*Set exercise:* Repeat the records below exactly, leaving out every picture.

*Data listing:*
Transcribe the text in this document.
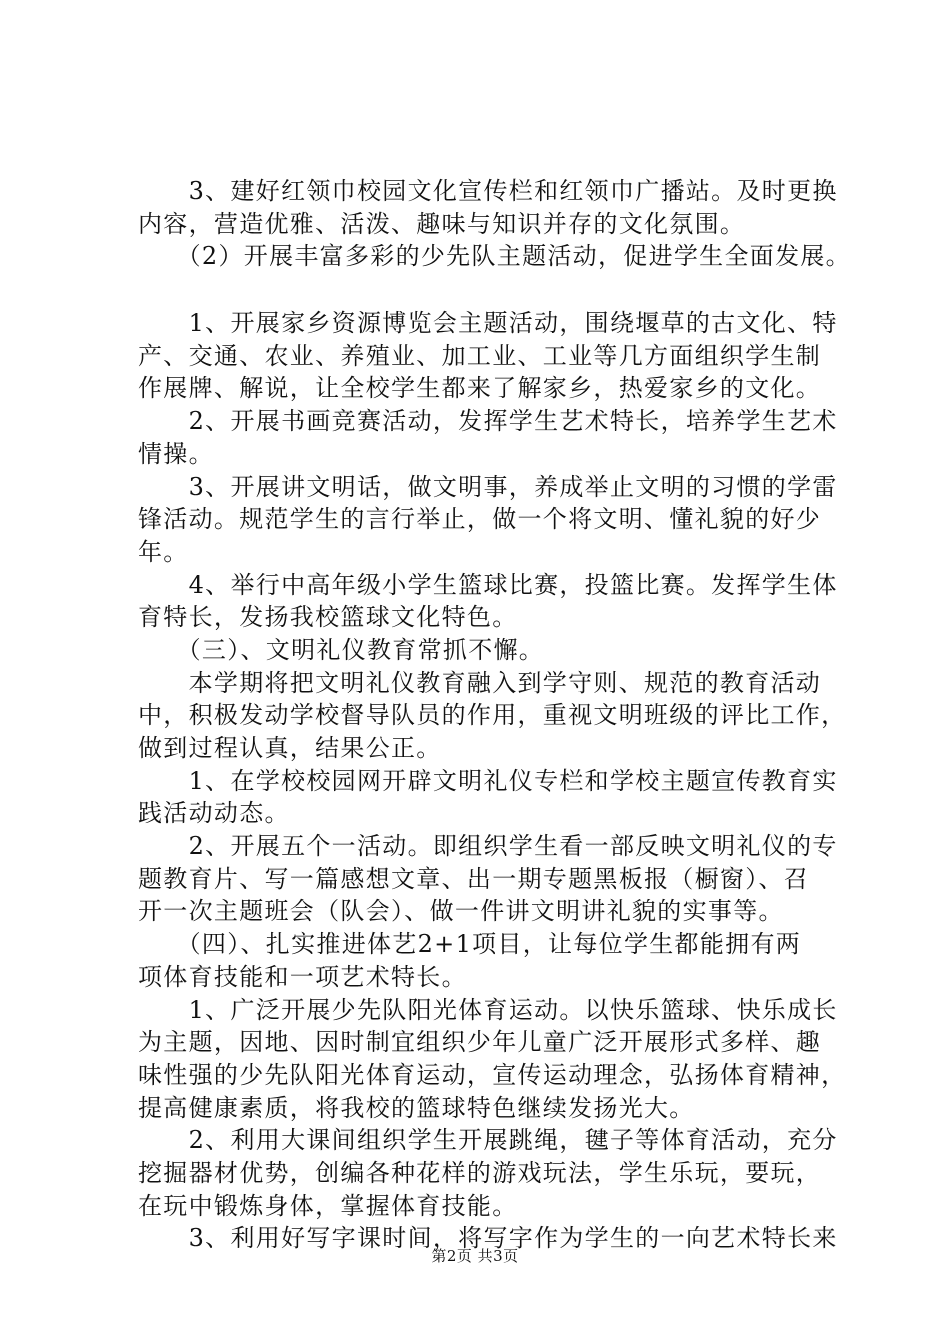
　　3、建好红领巾校园文化宣传栏和红领巾广播站。及时更换
内容，营造优雅、活泼、趣味与知识并存的文化氛围。
　　（2）开展丰富多彩的少先队主题活动，促进学生全面发展。
　　1、开展家乡资源博览会主题活动，围绕堰草的古文化、特
产、交通、农业、养殖业、加工业、工业等几方面组织学生制
作展牌、解说，让全校学生都来了解家乡，热爱家乡的文化。
　　2、开展书画竞赛活动，发挥学生艺术特长，培养学生艺术
情操。
　　3、开展讲文明话，做文明事，养成举止文明的习惯的学雷
锋活动。规范学生的言行举止，做一个将文明、懂礼貌的好少
年。
　　4、举行中高年级小学生篮球比赛，投篮比赛。发挥学生体
育特长，发扬我校篮球文化特色。
　　（三）、文明礼仪教育常抓不懈。
　　本学期将把文明礼仪教育融入到学守则、规范的教育活动
中，积极发动学校督导队员的作用，重视文明班级的评比工作，
做到过程认真，结果公正。
　　1、在学校校园网开辟文明礼仪专栏和学校主题宣传教育实
践活动动态。
　　2、开展五个一活动。即组织学生看一部反映文明礼仪的专
题教育片、写一篇感想文章、出一期专题黑板报（橱窗）、召
开一次主题班会（队会）、做一件讲文明讲礼貌的实事等。
　　（四）、扎实推进体艺2+1项目，让每位学生都能拥有两
项体育技能和一项艺术特长。
　　1、广泛开展少先队阳光体育运动。以快乐篮球、快乐成长
为主题，因地、因时制宜组织少年儿童广泛开展形式多样、趣
味性强的少先队阳光体育运动，宣传运动理念，弘扬体育精神，
提高健康素质，将我校的篮球特色继续发扬光大。
　　2、利用大课间组织学生开展跳绳，毽子等体育活动，充分
挖掘器材优势，创编各种花样的游戏玩法，学生乐玩，要玩，
在玩中锻炼身体，掌握体育技能。
　　3、利用好写字课时间，将写字作为学生的一向艺术特长来
第2页 共3页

*Task solution:*
Transcribe the text in this document.
　　3、建好红领巾校园文化宣传栏和红领巾广播站。及时更换
内容，营造优雅、活泼、趣味与知识并存的文化氛围。
　　（2）开展丰富多彩的少先队主题活动，促进学生全面发展。
　　1、开展家乡资源博览会主题活动，围绕堰草的古文化、特
产、交通、农业、养殖业、加工业、工业等几方面组织学生制
作展牌、解说，让全校学生都来了解家乡，热爱家乡的文化。
　　2、开展书画竞赛活动，发挥学生艺术特长，培养学生艺术
情操。
　　3、开展讲文明话，做文明事，养成举止文明的习惯的学雷
锋活动。规范学生的言行举止，做一个将文明、懂礼貌的好少
年。
　　4、举行中高年级小学生篮球比赛，投篮比赛。发挥学生体
育特长，发扬我校篮球文化特色。
　　（三）、文明礼仪教育常抓不懈。
　　本学期将把文明礼仪教育融入到学守则、规范的教育活动
中，积极发动学校督导队员的作用，重视文明班级的评比工作，
做到过程认真，结果公正。
　　1、在学校校园网开辟文明礼仪专栏和学校主题宣传教育实
践活动动态。
　　2、开展五个一活动。即组织学生看一部反映文明礼仪的专
题教育片、写一篇感想文章、出一期专题黑板报（橱窗）、召
开一次主题班会（队会）、做一件讲文明讲礼貌的实事等。
　　（四）、扎实推进体艺2+1项目，让每位学生都能拥有两
项体育技能和一项艺术特长。
　　1、广泛开展少先队阳光体育运动。以快乐篮球、快乐成长
为主题，因地、因时制宜组织少年儿童广泛开展形式多样、趣
味性强的少先队阳光体育运动，宣传运动理念，弘扬体育精神，
提高健康素质，将我校的篮球特色继续发扬光大。
　　2、利用大课间组织学生开展跳绳，毽子等体育活动，充分
挖掘器材优势，创编各种花样的游戏玩法，学生乐玩，要玩，
在玩中锻炼身体，掌握体育技能。
　　3、利用好写字课时间，将写字作为学生的一向艺术特长来
第2页 共3页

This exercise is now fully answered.